Data items:
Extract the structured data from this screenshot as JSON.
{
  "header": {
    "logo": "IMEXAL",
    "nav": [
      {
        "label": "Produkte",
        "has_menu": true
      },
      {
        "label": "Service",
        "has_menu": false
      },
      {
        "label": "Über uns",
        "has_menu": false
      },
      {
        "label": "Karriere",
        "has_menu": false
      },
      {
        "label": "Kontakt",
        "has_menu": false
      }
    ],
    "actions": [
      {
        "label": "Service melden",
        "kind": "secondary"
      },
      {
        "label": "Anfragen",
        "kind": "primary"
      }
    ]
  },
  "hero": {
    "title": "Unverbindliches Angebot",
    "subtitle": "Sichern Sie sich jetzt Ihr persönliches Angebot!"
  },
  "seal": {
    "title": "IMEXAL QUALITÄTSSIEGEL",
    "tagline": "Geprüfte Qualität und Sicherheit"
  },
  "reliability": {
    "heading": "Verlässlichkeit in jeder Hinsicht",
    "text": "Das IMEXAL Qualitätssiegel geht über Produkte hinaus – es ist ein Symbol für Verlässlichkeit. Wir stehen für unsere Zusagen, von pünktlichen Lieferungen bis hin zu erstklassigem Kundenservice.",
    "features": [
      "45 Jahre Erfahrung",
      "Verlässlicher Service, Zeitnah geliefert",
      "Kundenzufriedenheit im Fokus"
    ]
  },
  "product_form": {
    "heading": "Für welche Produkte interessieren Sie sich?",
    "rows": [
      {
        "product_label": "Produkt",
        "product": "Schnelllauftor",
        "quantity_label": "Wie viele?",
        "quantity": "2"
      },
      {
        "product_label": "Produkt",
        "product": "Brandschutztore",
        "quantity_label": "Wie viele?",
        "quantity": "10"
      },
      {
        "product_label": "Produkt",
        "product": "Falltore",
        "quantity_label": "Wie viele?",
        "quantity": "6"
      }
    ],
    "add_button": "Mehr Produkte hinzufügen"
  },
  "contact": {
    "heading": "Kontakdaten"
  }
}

### Instructions to follow:
Show the lines from the data above that contain the string "Verlässlichkeit".

### Finished task:
    "heading": "Verlässlichkeit in jeder Hinsicht",
    "text": "Das IMEXAL Qualitätssiegel geht über Produkte hinaus – es ist ein Symbol für Verlässlichkeit. Wir stehen für unsere Zusagen, von pünktlichen Lieferungen bis hin zu erstklassigem Kundenservice.",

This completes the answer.